━━━ ENTRIES SUPPLIED

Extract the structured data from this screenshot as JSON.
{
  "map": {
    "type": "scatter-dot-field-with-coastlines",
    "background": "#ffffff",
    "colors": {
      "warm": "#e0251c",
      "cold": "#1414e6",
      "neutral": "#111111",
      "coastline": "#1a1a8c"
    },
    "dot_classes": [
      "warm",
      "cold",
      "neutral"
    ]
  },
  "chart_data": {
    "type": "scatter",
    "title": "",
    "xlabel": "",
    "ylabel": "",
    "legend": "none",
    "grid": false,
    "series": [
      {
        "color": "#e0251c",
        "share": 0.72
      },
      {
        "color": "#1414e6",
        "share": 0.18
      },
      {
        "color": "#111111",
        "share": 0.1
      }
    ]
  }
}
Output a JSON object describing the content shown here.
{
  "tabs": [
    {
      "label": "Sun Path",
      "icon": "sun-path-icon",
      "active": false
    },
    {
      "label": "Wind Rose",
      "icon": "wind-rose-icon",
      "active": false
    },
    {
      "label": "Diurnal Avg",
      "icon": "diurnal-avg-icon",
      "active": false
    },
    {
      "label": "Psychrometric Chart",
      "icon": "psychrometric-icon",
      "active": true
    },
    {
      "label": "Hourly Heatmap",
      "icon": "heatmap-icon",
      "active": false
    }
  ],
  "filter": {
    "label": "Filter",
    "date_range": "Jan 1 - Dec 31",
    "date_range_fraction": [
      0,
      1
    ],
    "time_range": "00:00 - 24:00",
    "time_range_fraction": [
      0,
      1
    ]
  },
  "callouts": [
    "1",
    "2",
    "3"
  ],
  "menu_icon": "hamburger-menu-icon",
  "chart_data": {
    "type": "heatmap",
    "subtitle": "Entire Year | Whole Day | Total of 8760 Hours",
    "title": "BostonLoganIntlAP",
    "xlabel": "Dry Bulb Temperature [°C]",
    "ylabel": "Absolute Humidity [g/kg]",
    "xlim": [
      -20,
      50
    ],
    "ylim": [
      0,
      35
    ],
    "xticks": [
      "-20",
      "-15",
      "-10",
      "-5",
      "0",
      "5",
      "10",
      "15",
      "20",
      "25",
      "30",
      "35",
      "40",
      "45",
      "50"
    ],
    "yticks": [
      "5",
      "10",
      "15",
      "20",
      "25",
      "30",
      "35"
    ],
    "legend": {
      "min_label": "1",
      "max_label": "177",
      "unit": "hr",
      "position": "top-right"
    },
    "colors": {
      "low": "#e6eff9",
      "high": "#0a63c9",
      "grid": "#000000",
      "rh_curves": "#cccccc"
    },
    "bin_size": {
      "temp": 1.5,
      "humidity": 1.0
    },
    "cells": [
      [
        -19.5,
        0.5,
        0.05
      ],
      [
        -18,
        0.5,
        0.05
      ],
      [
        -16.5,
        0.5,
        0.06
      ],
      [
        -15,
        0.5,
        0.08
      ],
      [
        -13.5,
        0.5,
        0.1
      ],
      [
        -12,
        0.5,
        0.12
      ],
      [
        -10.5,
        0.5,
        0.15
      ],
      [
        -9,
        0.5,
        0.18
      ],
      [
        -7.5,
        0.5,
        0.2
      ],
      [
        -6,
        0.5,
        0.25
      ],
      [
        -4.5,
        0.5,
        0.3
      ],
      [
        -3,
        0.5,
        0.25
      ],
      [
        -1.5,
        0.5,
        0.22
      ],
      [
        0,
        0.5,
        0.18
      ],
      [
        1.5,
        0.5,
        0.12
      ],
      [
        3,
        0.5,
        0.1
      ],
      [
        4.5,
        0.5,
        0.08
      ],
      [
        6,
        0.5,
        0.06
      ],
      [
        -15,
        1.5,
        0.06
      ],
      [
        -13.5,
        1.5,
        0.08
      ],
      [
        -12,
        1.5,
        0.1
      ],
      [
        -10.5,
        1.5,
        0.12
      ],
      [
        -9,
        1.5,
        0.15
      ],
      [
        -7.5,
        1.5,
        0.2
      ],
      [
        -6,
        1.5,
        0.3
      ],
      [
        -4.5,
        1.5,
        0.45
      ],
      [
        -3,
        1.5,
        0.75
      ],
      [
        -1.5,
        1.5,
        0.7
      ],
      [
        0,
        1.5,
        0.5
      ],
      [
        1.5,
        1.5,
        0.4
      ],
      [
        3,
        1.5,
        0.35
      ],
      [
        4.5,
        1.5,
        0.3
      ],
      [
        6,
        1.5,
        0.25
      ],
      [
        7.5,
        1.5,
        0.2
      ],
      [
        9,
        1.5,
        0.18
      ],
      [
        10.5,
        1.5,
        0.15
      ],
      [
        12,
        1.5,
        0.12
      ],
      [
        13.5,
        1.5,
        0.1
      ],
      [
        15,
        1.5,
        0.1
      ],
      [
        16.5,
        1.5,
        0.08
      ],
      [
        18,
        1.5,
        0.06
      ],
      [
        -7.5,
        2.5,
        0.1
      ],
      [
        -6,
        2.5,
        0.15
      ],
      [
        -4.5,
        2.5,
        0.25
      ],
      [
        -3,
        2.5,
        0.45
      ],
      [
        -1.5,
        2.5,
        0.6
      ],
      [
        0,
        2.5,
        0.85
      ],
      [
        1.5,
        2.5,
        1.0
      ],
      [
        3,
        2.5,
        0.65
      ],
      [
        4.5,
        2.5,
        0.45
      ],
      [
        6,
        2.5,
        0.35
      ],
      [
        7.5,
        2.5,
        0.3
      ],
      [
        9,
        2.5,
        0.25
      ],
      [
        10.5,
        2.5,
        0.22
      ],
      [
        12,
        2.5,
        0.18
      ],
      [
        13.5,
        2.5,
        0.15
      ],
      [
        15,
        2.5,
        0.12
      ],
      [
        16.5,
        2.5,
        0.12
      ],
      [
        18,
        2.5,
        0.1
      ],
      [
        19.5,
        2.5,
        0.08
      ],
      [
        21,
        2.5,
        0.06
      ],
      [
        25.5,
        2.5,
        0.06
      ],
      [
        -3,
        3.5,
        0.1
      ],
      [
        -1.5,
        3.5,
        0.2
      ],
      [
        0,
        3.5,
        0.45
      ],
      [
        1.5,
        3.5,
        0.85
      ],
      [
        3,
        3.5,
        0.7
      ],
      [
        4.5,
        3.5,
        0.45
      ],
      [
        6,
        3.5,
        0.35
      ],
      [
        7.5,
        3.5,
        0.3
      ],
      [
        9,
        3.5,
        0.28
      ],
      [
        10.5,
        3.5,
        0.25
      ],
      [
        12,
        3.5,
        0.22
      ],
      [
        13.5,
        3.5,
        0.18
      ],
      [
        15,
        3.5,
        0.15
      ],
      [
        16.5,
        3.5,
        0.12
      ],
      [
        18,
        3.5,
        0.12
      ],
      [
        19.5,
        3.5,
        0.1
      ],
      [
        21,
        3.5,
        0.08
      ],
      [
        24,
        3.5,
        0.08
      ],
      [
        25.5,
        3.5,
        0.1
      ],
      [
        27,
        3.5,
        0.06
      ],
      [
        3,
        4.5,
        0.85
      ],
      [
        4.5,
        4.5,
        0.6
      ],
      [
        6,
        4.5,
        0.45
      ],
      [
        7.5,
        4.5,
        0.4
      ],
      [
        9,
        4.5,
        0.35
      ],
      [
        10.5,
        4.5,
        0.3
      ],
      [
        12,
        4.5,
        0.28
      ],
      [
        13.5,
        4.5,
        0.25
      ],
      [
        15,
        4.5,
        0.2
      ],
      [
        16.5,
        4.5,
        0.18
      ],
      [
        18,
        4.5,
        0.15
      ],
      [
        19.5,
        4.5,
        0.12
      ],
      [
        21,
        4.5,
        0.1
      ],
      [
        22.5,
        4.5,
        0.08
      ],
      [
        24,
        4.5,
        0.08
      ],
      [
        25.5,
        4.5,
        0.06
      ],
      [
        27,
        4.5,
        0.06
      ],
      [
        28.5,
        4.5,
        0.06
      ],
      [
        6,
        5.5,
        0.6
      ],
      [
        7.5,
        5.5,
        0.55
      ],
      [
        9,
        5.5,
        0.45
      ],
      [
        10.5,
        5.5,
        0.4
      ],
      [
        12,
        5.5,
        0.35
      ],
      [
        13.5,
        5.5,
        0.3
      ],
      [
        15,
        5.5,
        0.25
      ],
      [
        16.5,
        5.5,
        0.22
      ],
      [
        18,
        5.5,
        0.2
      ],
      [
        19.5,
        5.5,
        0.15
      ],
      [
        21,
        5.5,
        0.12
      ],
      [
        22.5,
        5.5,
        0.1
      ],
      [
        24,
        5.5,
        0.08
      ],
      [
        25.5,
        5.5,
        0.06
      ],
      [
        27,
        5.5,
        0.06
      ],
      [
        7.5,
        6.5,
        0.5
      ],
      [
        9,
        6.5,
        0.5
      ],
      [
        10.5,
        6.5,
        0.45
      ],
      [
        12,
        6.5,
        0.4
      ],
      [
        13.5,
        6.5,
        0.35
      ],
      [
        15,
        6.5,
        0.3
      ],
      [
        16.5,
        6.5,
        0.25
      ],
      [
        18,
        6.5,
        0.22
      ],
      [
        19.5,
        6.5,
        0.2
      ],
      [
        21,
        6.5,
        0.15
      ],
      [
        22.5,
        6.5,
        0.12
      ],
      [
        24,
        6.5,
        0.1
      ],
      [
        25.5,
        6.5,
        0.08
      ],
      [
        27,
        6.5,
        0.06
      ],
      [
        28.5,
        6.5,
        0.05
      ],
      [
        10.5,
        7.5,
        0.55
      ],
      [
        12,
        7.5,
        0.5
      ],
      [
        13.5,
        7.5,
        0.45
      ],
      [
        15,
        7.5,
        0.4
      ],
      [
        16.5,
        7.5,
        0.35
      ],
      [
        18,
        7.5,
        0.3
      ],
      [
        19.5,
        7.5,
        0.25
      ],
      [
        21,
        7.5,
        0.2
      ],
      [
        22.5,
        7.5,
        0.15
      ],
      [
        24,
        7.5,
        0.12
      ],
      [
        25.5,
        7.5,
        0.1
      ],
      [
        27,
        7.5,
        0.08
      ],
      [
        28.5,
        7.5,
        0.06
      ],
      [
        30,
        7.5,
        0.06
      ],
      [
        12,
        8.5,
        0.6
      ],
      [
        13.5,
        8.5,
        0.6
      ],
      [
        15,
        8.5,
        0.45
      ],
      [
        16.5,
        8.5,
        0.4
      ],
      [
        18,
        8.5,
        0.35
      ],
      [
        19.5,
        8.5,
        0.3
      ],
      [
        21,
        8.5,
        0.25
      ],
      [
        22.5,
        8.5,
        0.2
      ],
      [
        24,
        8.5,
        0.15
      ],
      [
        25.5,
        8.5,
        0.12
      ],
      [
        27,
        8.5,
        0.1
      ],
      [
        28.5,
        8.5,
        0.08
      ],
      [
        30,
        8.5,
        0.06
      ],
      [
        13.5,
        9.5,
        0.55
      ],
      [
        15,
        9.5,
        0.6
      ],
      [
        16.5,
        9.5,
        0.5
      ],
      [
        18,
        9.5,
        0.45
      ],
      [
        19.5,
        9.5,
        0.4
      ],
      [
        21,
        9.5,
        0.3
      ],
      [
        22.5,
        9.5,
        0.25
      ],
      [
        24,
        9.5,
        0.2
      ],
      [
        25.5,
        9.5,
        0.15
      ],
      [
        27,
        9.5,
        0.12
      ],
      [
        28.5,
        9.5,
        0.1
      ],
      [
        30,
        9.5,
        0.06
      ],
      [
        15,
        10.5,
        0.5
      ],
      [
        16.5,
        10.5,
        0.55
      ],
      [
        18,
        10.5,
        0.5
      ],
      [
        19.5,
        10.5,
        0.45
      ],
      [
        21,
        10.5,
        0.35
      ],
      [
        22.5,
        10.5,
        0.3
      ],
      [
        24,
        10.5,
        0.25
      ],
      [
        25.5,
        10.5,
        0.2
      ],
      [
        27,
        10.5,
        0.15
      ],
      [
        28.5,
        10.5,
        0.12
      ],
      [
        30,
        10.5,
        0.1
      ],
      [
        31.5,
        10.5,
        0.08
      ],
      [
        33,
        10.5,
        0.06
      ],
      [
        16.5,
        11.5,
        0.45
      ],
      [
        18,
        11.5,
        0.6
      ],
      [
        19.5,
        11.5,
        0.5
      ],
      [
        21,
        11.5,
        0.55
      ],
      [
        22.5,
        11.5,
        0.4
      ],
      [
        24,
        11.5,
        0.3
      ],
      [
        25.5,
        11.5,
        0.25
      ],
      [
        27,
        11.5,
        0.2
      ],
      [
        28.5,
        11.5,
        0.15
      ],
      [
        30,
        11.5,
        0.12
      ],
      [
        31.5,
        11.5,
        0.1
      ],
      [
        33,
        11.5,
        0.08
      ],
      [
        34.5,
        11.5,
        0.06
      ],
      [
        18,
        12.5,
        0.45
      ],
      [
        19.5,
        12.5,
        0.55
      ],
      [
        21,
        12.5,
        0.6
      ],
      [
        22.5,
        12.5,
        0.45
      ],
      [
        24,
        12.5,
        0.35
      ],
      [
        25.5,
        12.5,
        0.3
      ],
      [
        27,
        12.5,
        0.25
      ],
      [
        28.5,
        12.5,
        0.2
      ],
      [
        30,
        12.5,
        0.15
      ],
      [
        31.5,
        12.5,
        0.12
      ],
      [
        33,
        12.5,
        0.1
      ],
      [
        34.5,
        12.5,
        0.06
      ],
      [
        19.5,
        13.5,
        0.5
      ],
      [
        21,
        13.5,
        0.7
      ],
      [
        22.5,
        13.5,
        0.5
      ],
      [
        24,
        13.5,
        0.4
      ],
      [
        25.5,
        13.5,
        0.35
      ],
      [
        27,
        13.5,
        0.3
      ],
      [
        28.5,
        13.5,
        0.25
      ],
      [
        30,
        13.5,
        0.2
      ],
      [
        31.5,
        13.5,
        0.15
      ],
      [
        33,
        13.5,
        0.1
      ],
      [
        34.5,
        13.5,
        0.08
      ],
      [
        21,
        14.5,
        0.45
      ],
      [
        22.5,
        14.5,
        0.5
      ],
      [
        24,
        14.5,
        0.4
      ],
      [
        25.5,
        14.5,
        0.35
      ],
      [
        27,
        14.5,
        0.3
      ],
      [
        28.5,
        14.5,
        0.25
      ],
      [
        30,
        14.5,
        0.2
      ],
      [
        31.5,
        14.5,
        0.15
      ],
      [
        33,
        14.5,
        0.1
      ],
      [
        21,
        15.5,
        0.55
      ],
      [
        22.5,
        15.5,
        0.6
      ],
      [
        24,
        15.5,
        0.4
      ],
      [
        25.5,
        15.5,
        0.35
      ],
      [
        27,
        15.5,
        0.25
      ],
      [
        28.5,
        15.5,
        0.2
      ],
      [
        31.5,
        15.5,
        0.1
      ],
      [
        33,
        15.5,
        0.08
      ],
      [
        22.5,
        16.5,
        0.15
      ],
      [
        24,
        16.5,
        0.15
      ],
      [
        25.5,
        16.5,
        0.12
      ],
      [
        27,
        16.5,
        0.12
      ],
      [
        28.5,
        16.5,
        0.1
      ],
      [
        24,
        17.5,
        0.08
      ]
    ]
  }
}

━━━━━━

| TASK TO COMPLETE |
In the listing, find every line containing the word "xlabel" and list it.

| REPLY TO THE TASK |
    "xlabel": "",
    "xlabel": "Dry Bulb Temperature [°C]",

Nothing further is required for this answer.